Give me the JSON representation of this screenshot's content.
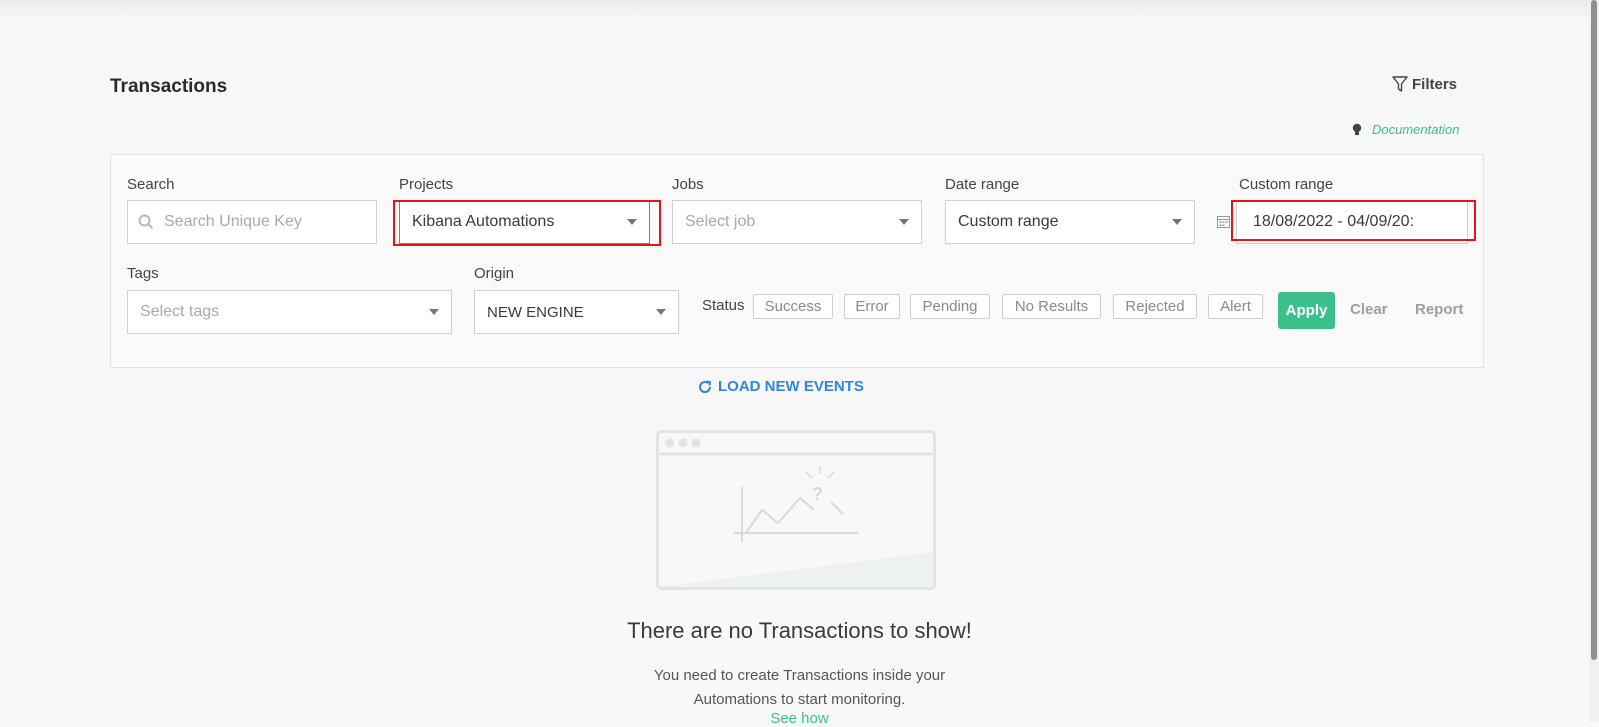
{
  "header": {
    "title": "Transactions",
    "filters_label": "Filters",
    "documentation_label": "Documentation"
  },
  "filters": {
    "search": {
      "label": "Search",
      "placeholder": "Search Unique Key"
    },
    "projects": {
      "label": "Projects",
      "value": "Kibana Automations"
    },
    "jobs": {
      "label": "Jobs",
      "placeholder": "Select job"
    },
    "date_range": {
      "label": "Date range",
      "value": "Custom range"
    },
    "custom_range": {
      "label": "Custom range",
      "value": "18/08/2022 - 04/09/20:"
    },
    "tags": {
      "label": "Tags",
      "placeholder": "Select tags"
    },
    "origin": {
      "label": "Origin",
      "value": "NEW ENGINE"
    },
    "status": {
      "label": "Status",
      "chips": [
        "Success",
        "Error",
        "Pending",
        "No Results",
        "Rejected",
        "Alert"
      ]
    },
    "actions": {
      "apply": "Apply",
      "clear": "Clear",
      "report": "Report"
    }
  },
  "load_new_events_label": "LOAD NEW EVENTS",
  "empty_state": {
    "title": "There are no Transactions to show!",
    "line1": "You need to create Transactions inside your",
    "line2": "Automations to start monitoring.",
    "link": "See how"
  },
  "colors": {
    "accent_green": "#3cc08b",
    "link_blue": "#2d86e6",
    "highlight_red": "#e4141c"
  }
}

◇ ◇ ◇ ◇ ◇ ◇ ◇

• [EXERCISE REQUIREMENTS] Transcribe the full listing character for character. Pictures are excluded.

• [FINISHED EXERCISE]
Give me the JSON representation of this screenshot's content.
{
  "header": {
    "title": "Transactions",
    "filters_label": "Filters",
    "documentation_label": "Documentation"
  },
  "filters": {
    "search": {
      "label": "Search",
      "placeholder": "Search Unique Key"
    },
    "projects": {
      "label": "Projects",
      "value": "Kibana Automations"
    },
    "jobs": {
      "label": "Jobs",
      "placeholder": "Select job"
    },
    "date_range": {
      "label": "Date range",
      "value": "Custom range"
    },
    "custom_range": {
      "label": "Custom range",
      "value": "18/08/2022 - 04/09/20:"
    },
    "tags": {
      "label": "Tags",
      "placeholder": "Select tags"
    },
    "origin": {
      "label": "Origin",
      "value": "NEW ENGINE"
    },
    "status": {
      "label": "Status",
      "chips": [
        "Success",
        "Error",
        "Pending",
        "No Results",
        "Rejected",
        "Alert"
      ]
    },
    "actions": {
      "apply": "Apply",
      "clear": "Clear",
      "report": "Report"
    }
  },
  "load_new_events_label": "LOAD NEW EVENTS",
  "empty_state": {
    "title": "There are no Transactions to show!",
    "line1": "You need to create Transactions inside your",
    "line2": "Automations to start monitoring.",
    "link": "See how"
  },
  "colors": {
    "accent_green": "#3cc08b",
    "link_blue": "#2d86e6",
    "highlight_red": "#e4141c"
  }
}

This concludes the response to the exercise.